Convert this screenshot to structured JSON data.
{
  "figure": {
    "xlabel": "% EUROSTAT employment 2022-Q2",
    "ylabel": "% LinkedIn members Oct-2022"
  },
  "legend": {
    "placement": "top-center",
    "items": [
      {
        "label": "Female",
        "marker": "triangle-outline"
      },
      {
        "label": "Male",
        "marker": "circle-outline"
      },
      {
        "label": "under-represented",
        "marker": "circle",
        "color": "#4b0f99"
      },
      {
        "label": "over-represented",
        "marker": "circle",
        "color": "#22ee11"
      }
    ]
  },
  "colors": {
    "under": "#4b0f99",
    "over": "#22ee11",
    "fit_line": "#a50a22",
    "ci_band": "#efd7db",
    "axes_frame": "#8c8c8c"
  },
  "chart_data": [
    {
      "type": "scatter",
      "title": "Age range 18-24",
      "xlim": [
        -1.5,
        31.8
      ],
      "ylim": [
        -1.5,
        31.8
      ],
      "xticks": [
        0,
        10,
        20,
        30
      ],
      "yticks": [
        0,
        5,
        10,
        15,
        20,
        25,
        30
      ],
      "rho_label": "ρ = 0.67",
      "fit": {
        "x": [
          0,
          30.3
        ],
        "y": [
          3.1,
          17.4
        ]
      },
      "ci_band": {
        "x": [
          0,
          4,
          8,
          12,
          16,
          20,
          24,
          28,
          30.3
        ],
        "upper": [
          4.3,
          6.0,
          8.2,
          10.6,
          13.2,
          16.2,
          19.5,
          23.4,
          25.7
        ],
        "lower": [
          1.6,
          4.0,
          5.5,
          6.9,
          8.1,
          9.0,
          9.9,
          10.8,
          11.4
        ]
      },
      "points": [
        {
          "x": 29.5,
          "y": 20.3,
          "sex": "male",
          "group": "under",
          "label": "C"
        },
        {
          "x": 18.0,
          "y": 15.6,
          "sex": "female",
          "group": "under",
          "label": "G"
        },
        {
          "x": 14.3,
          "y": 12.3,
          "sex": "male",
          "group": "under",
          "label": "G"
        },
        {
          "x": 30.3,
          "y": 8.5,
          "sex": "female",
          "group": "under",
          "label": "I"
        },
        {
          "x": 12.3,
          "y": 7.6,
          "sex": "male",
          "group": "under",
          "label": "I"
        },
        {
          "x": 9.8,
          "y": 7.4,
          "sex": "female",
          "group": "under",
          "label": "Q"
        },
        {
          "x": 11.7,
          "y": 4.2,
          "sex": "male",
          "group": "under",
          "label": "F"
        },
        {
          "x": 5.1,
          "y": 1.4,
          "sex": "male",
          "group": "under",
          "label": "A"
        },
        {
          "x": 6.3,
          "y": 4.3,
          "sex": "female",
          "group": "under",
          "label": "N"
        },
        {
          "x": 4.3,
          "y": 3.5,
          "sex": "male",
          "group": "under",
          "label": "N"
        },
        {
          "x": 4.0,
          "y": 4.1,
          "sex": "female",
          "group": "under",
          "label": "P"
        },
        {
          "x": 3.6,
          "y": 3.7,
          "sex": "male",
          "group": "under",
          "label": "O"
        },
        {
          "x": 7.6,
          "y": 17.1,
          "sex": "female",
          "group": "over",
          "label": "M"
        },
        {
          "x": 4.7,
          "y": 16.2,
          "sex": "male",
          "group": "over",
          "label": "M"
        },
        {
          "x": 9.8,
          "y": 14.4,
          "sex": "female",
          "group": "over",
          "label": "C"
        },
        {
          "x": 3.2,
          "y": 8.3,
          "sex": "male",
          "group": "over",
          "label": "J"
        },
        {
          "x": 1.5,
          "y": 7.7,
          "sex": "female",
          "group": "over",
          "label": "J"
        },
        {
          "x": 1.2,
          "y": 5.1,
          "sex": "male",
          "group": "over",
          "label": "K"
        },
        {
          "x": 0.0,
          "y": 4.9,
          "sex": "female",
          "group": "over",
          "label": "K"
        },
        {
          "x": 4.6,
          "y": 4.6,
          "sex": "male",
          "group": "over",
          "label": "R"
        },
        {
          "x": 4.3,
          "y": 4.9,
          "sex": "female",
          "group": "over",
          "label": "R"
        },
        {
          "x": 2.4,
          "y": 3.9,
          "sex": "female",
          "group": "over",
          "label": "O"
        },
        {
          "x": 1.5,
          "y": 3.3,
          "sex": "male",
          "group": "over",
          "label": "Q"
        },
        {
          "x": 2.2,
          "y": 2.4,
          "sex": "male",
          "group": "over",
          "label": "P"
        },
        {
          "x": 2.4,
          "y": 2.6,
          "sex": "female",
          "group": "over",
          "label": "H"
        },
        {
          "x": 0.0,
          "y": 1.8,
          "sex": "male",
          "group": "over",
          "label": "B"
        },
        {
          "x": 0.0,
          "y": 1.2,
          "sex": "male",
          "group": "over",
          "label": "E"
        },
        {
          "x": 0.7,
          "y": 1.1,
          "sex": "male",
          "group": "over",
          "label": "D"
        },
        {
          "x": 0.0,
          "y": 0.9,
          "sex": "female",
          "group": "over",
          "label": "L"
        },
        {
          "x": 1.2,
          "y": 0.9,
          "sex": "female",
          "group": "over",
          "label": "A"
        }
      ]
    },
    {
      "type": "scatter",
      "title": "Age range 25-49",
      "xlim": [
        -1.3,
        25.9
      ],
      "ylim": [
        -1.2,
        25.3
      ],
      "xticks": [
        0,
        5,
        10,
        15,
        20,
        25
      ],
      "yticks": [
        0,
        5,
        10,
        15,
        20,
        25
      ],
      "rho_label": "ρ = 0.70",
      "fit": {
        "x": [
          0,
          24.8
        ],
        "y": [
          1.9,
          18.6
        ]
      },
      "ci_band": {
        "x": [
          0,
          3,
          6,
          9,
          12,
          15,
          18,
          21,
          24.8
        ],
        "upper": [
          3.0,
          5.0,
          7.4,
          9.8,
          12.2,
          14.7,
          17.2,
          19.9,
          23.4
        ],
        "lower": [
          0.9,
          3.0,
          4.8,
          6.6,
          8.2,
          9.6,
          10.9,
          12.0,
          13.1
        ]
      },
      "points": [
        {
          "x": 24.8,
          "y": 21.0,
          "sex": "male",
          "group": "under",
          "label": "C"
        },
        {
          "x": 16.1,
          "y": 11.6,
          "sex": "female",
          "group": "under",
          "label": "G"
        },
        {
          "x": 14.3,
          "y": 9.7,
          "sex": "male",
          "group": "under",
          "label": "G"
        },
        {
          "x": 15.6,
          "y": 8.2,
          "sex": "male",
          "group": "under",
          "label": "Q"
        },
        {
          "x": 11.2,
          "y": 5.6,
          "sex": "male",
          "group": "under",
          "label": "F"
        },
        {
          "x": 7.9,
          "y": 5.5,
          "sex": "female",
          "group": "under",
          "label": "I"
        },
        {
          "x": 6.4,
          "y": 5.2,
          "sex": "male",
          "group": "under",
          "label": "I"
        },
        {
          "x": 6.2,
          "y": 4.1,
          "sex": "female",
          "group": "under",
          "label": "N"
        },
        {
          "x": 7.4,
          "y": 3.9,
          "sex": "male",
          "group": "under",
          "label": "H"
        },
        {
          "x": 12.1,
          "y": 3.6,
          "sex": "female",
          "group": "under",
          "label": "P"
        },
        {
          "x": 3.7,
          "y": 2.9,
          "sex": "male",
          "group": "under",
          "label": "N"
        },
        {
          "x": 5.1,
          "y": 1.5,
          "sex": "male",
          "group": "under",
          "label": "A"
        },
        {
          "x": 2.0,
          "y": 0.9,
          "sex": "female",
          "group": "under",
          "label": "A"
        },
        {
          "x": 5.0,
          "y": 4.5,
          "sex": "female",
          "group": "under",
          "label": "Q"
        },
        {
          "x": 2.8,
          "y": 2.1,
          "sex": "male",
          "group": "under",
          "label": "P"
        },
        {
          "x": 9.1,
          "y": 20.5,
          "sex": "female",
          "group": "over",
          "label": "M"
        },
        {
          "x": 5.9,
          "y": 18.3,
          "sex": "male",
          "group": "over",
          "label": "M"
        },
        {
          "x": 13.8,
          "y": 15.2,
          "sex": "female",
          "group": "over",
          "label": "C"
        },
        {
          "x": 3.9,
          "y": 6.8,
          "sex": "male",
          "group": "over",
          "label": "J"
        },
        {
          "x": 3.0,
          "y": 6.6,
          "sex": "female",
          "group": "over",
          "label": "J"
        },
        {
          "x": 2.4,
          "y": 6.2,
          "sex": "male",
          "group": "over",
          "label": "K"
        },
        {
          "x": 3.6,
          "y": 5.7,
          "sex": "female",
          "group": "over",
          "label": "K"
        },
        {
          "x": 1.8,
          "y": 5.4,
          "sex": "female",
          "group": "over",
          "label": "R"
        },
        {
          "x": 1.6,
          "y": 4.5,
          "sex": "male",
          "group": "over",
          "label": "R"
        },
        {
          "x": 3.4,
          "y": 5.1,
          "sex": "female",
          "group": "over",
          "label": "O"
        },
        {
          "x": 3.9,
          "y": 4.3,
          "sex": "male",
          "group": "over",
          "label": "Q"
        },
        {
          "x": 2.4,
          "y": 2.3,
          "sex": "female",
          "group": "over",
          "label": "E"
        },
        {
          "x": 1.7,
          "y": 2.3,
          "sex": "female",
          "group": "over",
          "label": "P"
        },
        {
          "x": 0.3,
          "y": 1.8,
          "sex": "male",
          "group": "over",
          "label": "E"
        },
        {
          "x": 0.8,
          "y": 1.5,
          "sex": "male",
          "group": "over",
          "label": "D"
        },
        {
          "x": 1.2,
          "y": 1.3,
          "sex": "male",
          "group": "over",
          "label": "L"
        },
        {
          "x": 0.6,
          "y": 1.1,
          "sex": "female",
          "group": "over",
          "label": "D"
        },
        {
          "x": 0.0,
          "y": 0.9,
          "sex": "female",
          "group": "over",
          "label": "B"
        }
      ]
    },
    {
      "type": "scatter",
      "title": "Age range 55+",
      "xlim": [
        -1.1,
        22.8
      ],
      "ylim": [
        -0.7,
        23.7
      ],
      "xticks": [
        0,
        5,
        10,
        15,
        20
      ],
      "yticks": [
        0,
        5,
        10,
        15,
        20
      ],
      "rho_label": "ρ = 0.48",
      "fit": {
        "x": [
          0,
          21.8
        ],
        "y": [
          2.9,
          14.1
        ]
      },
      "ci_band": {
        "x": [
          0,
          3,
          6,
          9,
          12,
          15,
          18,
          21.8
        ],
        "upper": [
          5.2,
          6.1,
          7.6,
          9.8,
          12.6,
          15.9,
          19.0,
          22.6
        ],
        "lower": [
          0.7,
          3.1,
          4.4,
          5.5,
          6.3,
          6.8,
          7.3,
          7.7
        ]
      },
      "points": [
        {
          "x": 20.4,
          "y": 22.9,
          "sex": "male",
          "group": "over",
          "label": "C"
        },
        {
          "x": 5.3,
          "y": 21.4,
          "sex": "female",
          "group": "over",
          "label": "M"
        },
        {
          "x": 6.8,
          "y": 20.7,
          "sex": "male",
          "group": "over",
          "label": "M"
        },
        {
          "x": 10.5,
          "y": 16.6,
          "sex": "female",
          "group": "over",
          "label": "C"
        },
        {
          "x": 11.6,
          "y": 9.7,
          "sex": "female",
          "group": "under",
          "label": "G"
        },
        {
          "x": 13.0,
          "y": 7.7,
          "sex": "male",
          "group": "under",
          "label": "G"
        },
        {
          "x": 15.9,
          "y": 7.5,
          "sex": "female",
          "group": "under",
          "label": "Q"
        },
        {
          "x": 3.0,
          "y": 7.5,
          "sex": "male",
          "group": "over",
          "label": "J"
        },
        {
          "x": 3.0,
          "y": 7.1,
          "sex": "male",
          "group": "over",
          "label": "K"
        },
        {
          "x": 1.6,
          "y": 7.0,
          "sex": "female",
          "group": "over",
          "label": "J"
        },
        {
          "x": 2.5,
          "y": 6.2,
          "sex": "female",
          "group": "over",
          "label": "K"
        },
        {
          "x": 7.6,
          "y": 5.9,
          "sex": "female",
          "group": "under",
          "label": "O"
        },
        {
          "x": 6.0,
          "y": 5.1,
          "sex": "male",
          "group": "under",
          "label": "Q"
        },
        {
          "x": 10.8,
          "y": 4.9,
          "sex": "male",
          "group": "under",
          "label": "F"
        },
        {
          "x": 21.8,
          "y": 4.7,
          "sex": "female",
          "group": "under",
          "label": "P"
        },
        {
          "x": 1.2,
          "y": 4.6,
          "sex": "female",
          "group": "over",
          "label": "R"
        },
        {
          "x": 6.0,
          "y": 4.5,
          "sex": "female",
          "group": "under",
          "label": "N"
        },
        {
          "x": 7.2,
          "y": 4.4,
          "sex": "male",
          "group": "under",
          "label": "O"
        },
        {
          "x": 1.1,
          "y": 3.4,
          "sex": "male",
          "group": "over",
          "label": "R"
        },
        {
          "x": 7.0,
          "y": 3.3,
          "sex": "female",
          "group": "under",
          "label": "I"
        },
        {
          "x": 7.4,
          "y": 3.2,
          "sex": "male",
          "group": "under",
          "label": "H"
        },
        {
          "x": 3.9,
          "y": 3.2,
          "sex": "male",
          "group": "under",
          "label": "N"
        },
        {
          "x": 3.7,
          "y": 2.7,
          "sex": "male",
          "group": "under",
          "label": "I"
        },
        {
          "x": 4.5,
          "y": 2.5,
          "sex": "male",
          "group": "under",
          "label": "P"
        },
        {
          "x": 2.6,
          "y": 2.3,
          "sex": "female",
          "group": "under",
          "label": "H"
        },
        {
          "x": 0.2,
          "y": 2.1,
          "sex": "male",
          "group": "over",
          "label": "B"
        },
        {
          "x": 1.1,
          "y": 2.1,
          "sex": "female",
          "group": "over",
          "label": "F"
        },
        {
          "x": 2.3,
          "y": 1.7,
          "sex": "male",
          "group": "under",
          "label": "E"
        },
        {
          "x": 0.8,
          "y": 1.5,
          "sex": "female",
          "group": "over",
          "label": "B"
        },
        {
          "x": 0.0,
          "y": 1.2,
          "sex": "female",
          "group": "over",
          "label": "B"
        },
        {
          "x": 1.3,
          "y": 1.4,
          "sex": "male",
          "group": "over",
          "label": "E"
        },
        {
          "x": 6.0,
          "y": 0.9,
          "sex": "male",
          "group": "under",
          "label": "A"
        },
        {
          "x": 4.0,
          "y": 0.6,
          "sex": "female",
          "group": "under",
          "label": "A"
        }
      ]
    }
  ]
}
-------
In the records above, tally the lines where the word "title" appears, and give the number and nothing else.

3